● EXERCISE TASKS
a – Answer these from the passage on the Holy Spirit and the Bible:
(i) Which three points does the passage say have already been considered?
(ii) Across how many continents and how many years are the authors separated?
(iii) Which scripture reference is cited in the final paragraph?
b – Pick up the passage on the Holy Spirit and the Bible after its last sentence and continue it.

● TEXT PASSAGE
- - - - -

This brings me to my 4th point here. We have considered Providence, Partnership, Precision, and now:
There is power in the Word of God for sure. But that’s for another post. Consider here for a moment the power of the Holy Spirit in giving us His Word. The power over every circumstance. The power over every jot and tittle. The power over the preservation of His Word.
Put 40 authors in a room and tell them to write a unified story. And then make them speak different languages. And then make some of them kings and some of them paupers. And then demand each of them write in a different genre. And then separate these authors geographically over 3 continents where they cannot communicate and separate them historically over a span of 1500 years.
You’re not going to get a unified story. You are going to get a mess. It would be like taking some of the pieces of 40 different puzzles and trying to cram them together to make one picture. Whatever you get its going to be ugly.
But this is not the case with the Bible. Why? The power of the Holy Spirit! He took these men and these time periods and these languages and these circumstances and He produced this beautiful Book that tells a cohesive, unified story.
The story of Christ! This inerrant, infallible, authoritative, sufficient Book tells us of Christ. Praise the Holy Spirit for giving us this Book. But what the Book points to is exactly what the Holy Spirit wants us to see: Christ! (cf. John 16:14)

- - - - -

● SOURCE MATERIAL

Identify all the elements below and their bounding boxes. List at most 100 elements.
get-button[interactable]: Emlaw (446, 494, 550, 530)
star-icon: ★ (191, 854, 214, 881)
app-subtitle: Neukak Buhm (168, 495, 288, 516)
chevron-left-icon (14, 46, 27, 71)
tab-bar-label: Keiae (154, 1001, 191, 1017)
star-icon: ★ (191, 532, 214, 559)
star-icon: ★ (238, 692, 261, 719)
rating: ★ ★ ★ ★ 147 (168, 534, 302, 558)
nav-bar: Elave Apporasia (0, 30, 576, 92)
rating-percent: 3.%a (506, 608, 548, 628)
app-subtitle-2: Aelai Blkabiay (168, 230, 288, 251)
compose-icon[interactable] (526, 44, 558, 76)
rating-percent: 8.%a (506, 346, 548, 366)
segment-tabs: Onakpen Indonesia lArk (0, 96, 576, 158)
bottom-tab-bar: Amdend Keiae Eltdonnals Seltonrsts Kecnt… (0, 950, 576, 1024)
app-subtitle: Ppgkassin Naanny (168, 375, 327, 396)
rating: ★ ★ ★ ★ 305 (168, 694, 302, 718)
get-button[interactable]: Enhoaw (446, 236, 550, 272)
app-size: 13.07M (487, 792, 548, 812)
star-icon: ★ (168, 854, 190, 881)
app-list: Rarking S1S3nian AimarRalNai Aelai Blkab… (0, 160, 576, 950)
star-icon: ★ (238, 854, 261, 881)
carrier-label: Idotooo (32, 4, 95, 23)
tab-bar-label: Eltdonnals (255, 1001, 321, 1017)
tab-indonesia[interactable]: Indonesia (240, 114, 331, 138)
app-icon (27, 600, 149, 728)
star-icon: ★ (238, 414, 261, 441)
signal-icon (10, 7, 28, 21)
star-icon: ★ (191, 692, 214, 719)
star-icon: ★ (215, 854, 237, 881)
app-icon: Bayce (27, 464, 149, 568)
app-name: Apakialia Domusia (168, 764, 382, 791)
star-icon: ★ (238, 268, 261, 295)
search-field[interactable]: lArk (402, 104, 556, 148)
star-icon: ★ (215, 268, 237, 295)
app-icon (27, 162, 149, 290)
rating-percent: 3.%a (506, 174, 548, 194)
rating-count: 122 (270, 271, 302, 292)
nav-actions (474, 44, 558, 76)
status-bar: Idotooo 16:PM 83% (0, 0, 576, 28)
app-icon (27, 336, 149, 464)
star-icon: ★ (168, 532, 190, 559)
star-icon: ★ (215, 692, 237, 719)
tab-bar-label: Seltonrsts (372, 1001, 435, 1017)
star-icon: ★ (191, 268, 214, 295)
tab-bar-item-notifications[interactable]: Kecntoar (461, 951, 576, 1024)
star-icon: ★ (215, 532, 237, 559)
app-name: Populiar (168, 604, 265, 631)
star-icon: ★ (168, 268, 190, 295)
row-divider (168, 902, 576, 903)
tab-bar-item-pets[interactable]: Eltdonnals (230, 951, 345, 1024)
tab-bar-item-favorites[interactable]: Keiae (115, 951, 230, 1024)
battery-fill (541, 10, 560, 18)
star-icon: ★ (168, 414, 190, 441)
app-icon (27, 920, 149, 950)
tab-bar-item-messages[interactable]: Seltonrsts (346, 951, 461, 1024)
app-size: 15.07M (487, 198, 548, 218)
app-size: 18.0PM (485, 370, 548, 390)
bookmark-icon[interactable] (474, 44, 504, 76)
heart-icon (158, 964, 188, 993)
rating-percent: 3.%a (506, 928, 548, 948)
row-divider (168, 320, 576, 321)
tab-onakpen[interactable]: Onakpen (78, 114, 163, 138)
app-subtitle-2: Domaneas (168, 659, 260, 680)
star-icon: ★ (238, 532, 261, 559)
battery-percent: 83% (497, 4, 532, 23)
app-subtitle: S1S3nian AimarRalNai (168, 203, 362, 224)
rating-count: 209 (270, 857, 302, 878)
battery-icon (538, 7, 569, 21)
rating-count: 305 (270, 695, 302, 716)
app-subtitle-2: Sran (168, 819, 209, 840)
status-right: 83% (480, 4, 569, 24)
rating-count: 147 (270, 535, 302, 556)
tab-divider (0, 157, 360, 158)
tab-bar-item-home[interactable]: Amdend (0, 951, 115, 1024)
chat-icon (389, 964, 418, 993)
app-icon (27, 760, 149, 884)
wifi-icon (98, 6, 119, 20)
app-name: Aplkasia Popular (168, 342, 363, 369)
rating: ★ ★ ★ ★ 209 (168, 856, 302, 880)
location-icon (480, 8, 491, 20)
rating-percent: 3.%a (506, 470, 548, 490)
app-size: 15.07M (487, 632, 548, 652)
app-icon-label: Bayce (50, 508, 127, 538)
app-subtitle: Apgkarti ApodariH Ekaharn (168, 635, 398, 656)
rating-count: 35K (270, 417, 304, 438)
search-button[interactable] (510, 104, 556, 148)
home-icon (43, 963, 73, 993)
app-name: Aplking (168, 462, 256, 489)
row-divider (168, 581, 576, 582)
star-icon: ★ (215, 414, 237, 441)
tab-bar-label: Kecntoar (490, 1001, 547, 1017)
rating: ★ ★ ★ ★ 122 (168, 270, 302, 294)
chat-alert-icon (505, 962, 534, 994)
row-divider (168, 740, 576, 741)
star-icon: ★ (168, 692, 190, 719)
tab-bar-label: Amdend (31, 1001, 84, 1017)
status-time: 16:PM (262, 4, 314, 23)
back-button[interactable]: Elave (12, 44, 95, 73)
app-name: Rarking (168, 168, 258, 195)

- - - - -

● TASK-BY-TASK OUTPUTS
a –
(i) Providence, Partnership, and Precision.
(ii) 3 continents and 1500 years.
(iii) John 16:14.

b –
Now, I have one more point here that I will mention briefly and then we will close. We have considered the Meaning of Inspiration, the Method of Inspiration, and finally let me just mention:
The Mystery of Inspiration
Here I just mean that while we’ve worked through this and seen the Biblical position on inspiration, there is still some mystery here, isn’t there?
I understand Paul writing and the Holy Spirit writing but fitting this all together takes us ultimately to the mysterious workings of our sovereign God. And yet we see the veracity and beauty of the Scriptures and we trust them.
What a glory it is to trust the Holy Spirit giving us His necessary, authoritative, sufficient, and clear Word. How wonderful that we have an inerrant and infallible Bible!
But this brings up another mystery to me. Since the Scriptures are the very Word of our great and glorious triune God, why are our bibles so dusty? Spurgeon said, “There is dust enough on some of your Bibles to write ‘damnation’ with your fingers.”
Let me close this post with some serious implications regarding all I’ve said. If the Bible really is the breathed-out words of the living God (and it is!),
Why do you not bring your Bible to church? Or why do you at times leave it there?
Why are you not reading it every day? If you do not read your Bible every day but still have a social media account and Netflix, you are living in folly.
Why do you not read the Bible with your spouse and children?
How much contempt must we have for the Holy Spirit and our own children not to read the Good Book with them?
Why do you buy your children new clothes but not furnish them with good Bibles? Do you only care to clothe their bodies and not their souls?
Why do you disregard its precepts, its promises, its warnings?
Why do you treat this Book so frivolously and cavalierly?
Why do you not trust it as sufficient and obey it as the authority that it is? Since the Bible is God’s Word, to disbelieve or disobey the Bible is to disbelieve or disobey God.
We could go on ad infinitum with questions like these! But please consider today, what a Book God has blessed you with. His very words! Do you not think He will hold you accountable for your lack of knowing His Book? You have time for so many things but not for His Book?
Will we prize this grand possession that the Holy Spirit has given us? Will we repent of any disregard practically or theologically that we have had concerning this great Book?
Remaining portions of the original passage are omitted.